> [EXERCISE INSTRUCTIONS]:
Please copy the listing below, starting at the line with "Point <box>217 601 239 615</box>" and continuing up to and including the line with "Point <box>380 520 402 534</box>". Keep every character of those lines unchanged.

> [DATASET RECORDS]:

▽

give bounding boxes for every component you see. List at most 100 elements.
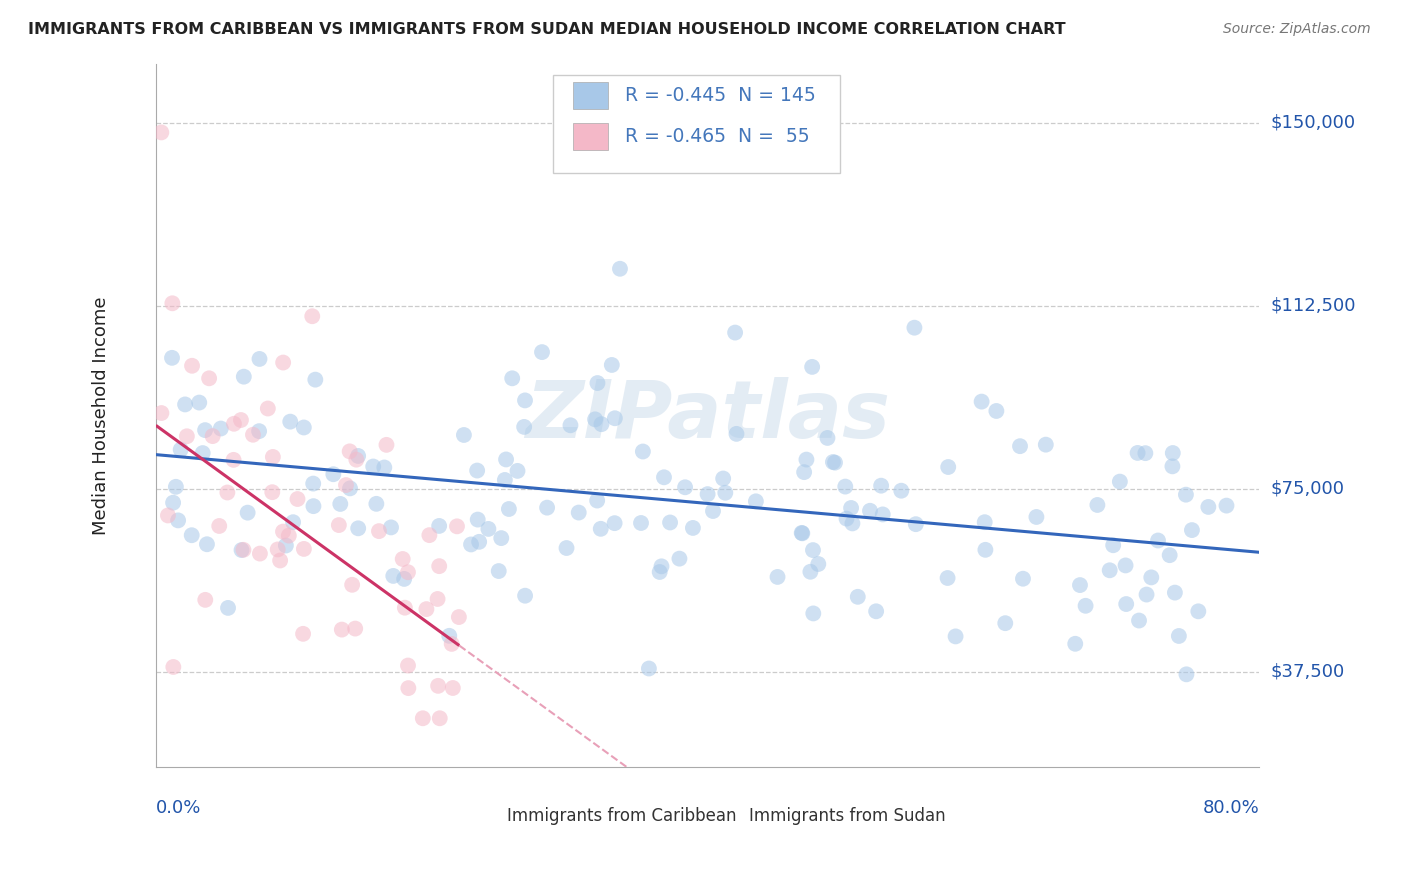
Point <box>217 601 239 615</box>
Point <box>156 508 179 523</box>
Point <box>396 681 419 695</box>
Point <box>631 444 654 458</box>
Point <box>766 570 789 584</box>
Point <box>271 355 294 369</box>
Text: $150,000: $150,000 <box>1271 113 1355 132</box>
Point <box>415 602 437 616</box>
Point <box>292 541 315 556</box>
Point <box>396 566 419 580</box>
Point <box>271 524 294 539</box>
Text: Immigrants from Sudan: Immigrants from Sudan <box>749 806 946 824</box>
Point <box>1128 614 1150 628</box>
Point <box>801 607 824 621</box>
Point <box>488 564 510 578</box>
Point <box>447 610 470 624</box>
Point <box>292 627 315 641</box>
Point <box>970 394 993 409</box>
Point <box>682 521 704 535</box>
Point <box>1167 629 1189 643</box>
Point <box>1064 637 1087 651</box>
Point <box>973 515 995 529</box>
Point <box>477 522 499 536</box>
Text: $112,500: $112,500 <box>1271 297 1355 315</box>
Point <box>846 590 869 604</box>
Point <box>375 438 398 452</box>
Point <box>1164 585 1187 599</box>
FancyBboxPatch shape <box>553 75 839 173</box>
Point <box>494 473 516 487</box>
Point <box>322 467 344 482</box>
Text: 0.0%: 0.0% <box>156 798 201 817</box>
Point <box>498 502 520 516</box>
Point <box>796 452 818 467</box>
Point <box>465 464 488 478</box>
Point <box>1161 459 1184 474</box>
Point <box>1140 570 1163 584</box>
Point <box>835 511 858 525</box>
Point <box>1102 538 1125 552</box>
Point <box>583 412 606 426</box>
Point <box>302 499 325 513</box>
Point <box>380 520 402 534</box>
Point <box>513 393 536 408</box>
Point <box>231 543 253 558</box>
Point <box>429 711 451 725</box>
Point <box>530 345 553 359</box>
Point <box>560 418 582 433</box>
Point <box>714 485 737 500</box>
Point <box>745 494 768 508</box>
Point <box>392 572 415 586</box>
Point <box>165 480 187 494</box>
FancyBboxPatch shape <box>572 82 609 109</box>
Point <box>328 518 350 533</box>
Point <box>249 547 271 561</box>
Point <box>426 591 449 606</box>
Point <box>335 478 357 492</box>
Point <box>181 359 204 373</box>
Point <box>994 616 1017 631</box>
Point <box>201 429 224 443</box>
Point <box>890 483 912 498</box>
Point <box>274 539 297 553</box>
Point <box>790 525 813 540</box>
Point <box>195 537 218 551</box>
Point <box>945 629 967 643</box>
Point <box>344 452 367 467</box>
Point <box>382 569 405 583</box>
Point <box>1175 667 1198 681</box>
Point <box>1069 578 1091 592</box>
Point <box>347 521 370 535</box>
Point <box>668 551 690 566</box>
Point <box>589 522 612 536</box>
Point <box>711 471 734 485</box>
Point <box>1087 498 1109 512</box>
Point <box>1197 500 1219 514</box>
Text: ZIPatlas: ZIPatlas <box>524 376 890 455</box>
Point <box>555 541 578 555</box>
Point <box>277 528 299 542</box>
Point <box>1115 558 1137 573</box>
Text: 80.0%: 80.0% <box>1202 798 1260 817</box>
Point <box>821 455 844 469</box>
Point <box>256 401 278 416</box>
Point <box>1098 563 1121 577</box>
Bar <box>707 807 741 825</box>
Point <box>724 326 747 340</box>
Point <box>194 592 217 607</box>
Point <box>859 504 882 518</box>
Point <box>986 404 1008 418</box>
Point <box>396 658 419 673</box>
Point <box>292 420 315 434</box>
Point <box>440 637 463 651</box>
Point <box>1187 604 1209 618</box>
Point <box>247 424 270 438</box>
Point <box>591 417 613 432</box>
Point <box>208 519 231 533</box>
Point <box>974 542 997 557</box>
Point <box>491 531 513 545</box>
Point <box>872 508 894 522</box>
Text: Immigrants from Caribbean: Immigrants from Caribbean <box>506 806 737 824</box>
Point <box>600 358 623 372</box>
Point <box>1174 488 1197 502</box>
Point <box>506 464 529 478</box>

△

> [EXERCISE RESPONSE]:
Point <box>217 601 239 615</box>
Point <box>156 508 179 523</box>
Point <box>396 681 419 695</box>
Point <box>631 444 654 458</box>
Point <box>766 570 789 584</box>
Point <box>271 355 294 369</box>
Text: $150,000: $150,000 <box>1271 113 1355 132</box>
Point <box>415 602 437 616</box>
Point <box>292 541 315 556</box>
Point <box>396 566 419 580</box>
Point <box>271 524 294 539</box>
Text: Immigrants from Sudan: Immigrants from Sudan <box>749 806 946 824</box>
Point <box>1128 614 1150 628</box>
Point <box>801 607 824 621</box>
Point <box>488 564 510 578</box>
Point <box>447 610 470 624</box>
Point <box>292 627 315 641</box>
Point <box>970 394 993 409</box>
Point <box>682 521 704 535</box>
Point <box>1167 629 1189 643</box>
Point <box>1064 637 1087 651</box>
Point <box>973 515 995 529</box>
Point <box>477 522 499 536</box>
Text: $112,500: $112,500 <box>1271 297 1355 315</box>
Point <box>846 590 869 604</box>
Point <box>375 438 398 452</box>
Point <box>1164 585 1187 599</box>
FancyBboxPatch shape <box>553 75 839 173</box>
Point <box>494 473 516 487</box>
Point <box>322 467 344 482</box>
Text: 0.0%: 0.0% <box>156 798 201 817</box>
Point <box>498 502 520 516</box>
Point <box>796 452 818 467</box>
Point <box>465 464 488 478</box>
Point <box>1161 459 1184 474</box>
Point <box>1140 570 1163 584</box>
Point <box>835 511 858 525</box>
Point <box>1102 538 1125 552</box>
Point <box>583 412 606 426</box>
Point <box>302 499 325 513</box>
Point <box>380 520 402 534</box>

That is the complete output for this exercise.